— GOAL 1 —
In the text on eth2's handling of invalid shard blocks, what fraction of a randomly sampled shard committee must support a crosslink for it to be included?
— GOAL 2 —
Write the next part of the text on eth2's finalization of invalid shard blocks, picking up after its last sentence.

— TEXT PROVIDED —
Formalizing and improving eth2's approach toward finalization of invalid shard blocks

This post requires understanding the general approach of publishing a Merkle root of erasure-coded data and having clients randomly sample Merkle branches to sample-check availability of the data, described here and here.

Describing the status quo

Currently, the de facto philosophy of eth2 is that, much like for non-sharded chains, the canonical chain is defined as the fully valid and available chain that scores highest on the fork choice rule. In the non-sharded case, the “fully valid and available” criterion is trivial: full nodes just check it automatically. In the sharded case, however, nodes cannot check validity and availability directly, because “fully valid and available” includes shard chain data (ie. crosslinks) and there is too much shard chain data to check. Instead, nodes rely on a series of heuristics:

  • If 2/3 of a randomly sampled shard committee does not support a particular crosslink, then it cannot be included in the first place
  • If a node sees a fraud proof showing how a given crosslink is invalid, it rejects it
  • A node can run a data availability sampling check (see https://arxiv.org/abs/1809.09044) on any crosslink before accepting its legitimacy

These heuristics are imperfect. Hence, while in an abstract definitional sense the canonical chain is defined as being available and valid, it’s possible that some nodes will wrongly believe that some block B is the head, because they do not realize that some crosslink in B's history points to unavailable or invalid data. However, we expect the combination of heuristics to be highly robust in practice.

— DATA PROVIDED —
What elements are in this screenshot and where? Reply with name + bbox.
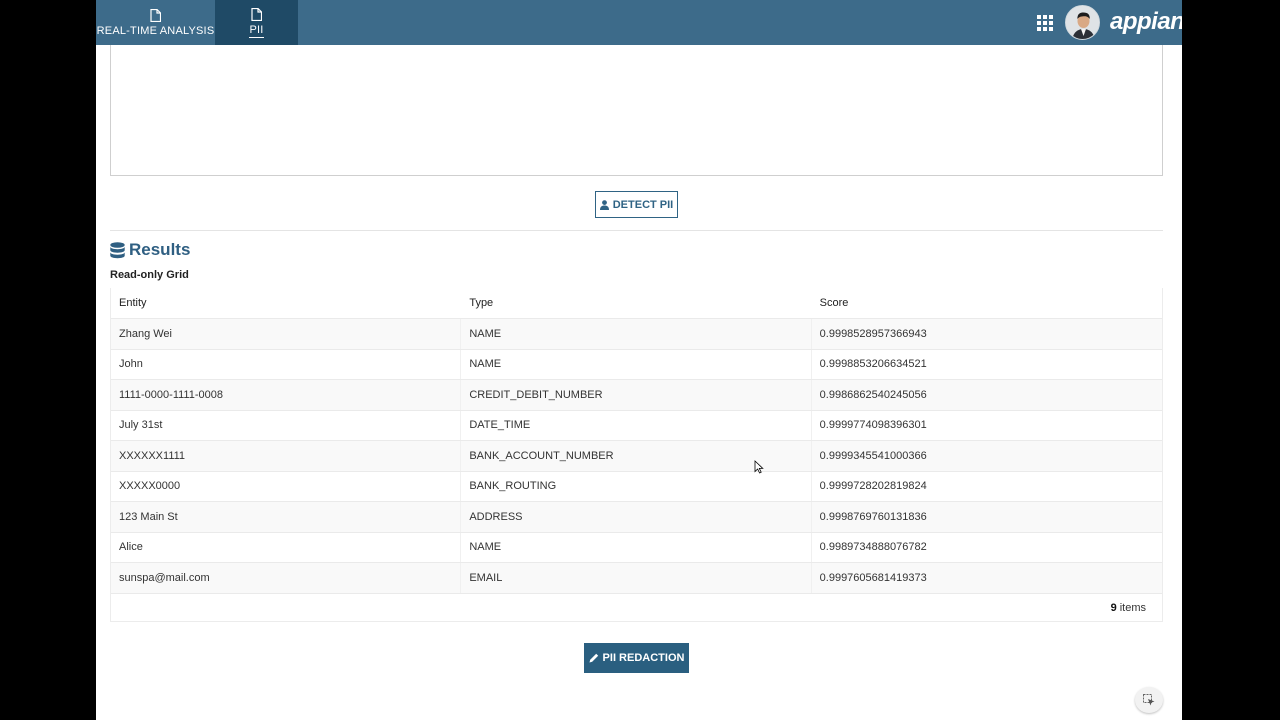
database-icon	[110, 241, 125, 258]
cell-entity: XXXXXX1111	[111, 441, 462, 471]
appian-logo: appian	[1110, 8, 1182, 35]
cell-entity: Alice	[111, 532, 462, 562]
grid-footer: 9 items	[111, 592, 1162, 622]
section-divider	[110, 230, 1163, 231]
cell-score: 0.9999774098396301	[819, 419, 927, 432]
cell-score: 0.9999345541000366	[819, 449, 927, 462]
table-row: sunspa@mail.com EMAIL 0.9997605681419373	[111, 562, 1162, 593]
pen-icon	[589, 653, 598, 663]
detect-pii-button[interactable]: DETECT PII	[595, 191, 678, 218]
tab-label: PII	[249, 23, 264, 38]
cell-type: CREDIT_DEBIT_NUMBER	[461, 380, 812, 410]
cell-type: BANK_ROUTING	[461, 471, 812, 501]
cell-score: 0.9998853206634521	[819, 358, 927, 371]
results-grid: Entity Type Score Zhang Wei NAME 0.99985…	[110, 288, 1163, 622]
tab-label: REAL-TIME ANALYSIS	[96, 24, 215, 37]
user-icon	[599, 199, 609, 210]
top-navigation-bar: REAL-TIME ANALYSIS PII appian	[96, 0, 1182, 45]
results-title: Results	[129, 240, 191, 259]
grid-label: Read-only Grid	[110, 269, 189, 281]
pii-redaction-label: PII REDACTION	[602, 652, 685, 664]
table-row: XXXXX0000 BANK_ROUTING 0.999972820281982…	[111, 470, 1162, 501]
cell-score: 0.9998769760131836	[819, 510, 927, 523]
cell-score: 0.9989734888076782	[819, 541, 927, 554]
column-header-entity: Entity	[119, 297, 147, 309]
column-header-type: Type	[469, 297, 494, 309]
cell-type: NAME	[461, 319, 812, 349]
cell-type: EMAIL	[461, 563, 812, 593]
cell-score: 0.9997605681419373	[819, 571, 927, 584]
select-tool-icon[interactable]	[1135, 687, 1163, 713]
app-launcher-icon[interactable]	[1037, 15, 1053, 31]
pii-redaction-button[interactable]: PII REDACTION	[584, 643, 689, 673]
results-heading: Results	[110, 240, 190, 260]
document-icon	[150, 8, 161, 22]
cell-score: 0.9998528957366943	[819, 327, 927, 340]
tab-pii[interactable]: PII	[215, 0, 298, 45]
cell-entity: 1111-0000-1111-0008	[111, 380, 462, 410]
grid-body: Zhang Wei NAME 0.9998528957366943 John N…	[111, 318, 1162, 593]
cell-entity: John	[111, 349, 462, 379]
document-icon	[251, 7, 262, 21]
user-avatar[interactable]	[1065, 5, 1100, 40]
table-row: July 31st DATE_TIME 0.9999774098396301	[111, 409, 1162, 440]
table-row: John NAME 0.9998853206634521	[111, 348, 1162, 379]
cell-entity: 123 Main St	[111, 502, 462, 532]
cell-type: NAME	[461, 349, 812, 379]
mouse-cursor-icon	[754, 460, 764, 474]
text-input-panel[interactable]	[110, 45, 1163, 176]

— FINAL ANSWER 1 —
2/3

— FINAL ANSWER 2 —
Note that fraud proofs are a retroactive heuristic: you may believe that some block B is valid, but then you see a fraud proof and after that point block B becomes invalid. In general, fraud proofs should be broadcasted quickly. However, in the worst worst case, where multiple security assumptions fail at the same time (there is an attacking majority in a crosslink AND there is a network latency of >6 minutes that affects fraud proofs but somehow NOT legitimate blocks), there’s a risk that an invalid block will get “finalized”, and then become “de-finalized” after the fact.

In this extreme case, because of Casper FFG’s rules, the validators that voted on the finalized block will not be able to vote on the new “correct” chain, and so they will lose a large portion of their balances until the inactivity leak leads to a minority finalizing the new correct chain. Arguably, this is okay; if a disaster happens, then whoever was responsible for the mistake should be penalized, even if their mistake was simply not trying hard enough to stay connected to fraud proof providers, or not running heuristics that stop making finalizing votes if network latency is too high. But there is also a “friendlier” approach.

Layer 1 optimistic rollup

Consider a chain architecture that works as follows. The canonical chain is defined as being the fully available and valid beacon chain pointing to fully available shard blocks that scores highest on the fork choice rule. That is, there are availability and validity requirements on the beacon chain, but there are only availability requirements on the data pointed to by the crosslinks; as long as the crosslink root actually is a Merkle root of data that is all available and of the right length, including that crosslink does not compromise a chain’s validity.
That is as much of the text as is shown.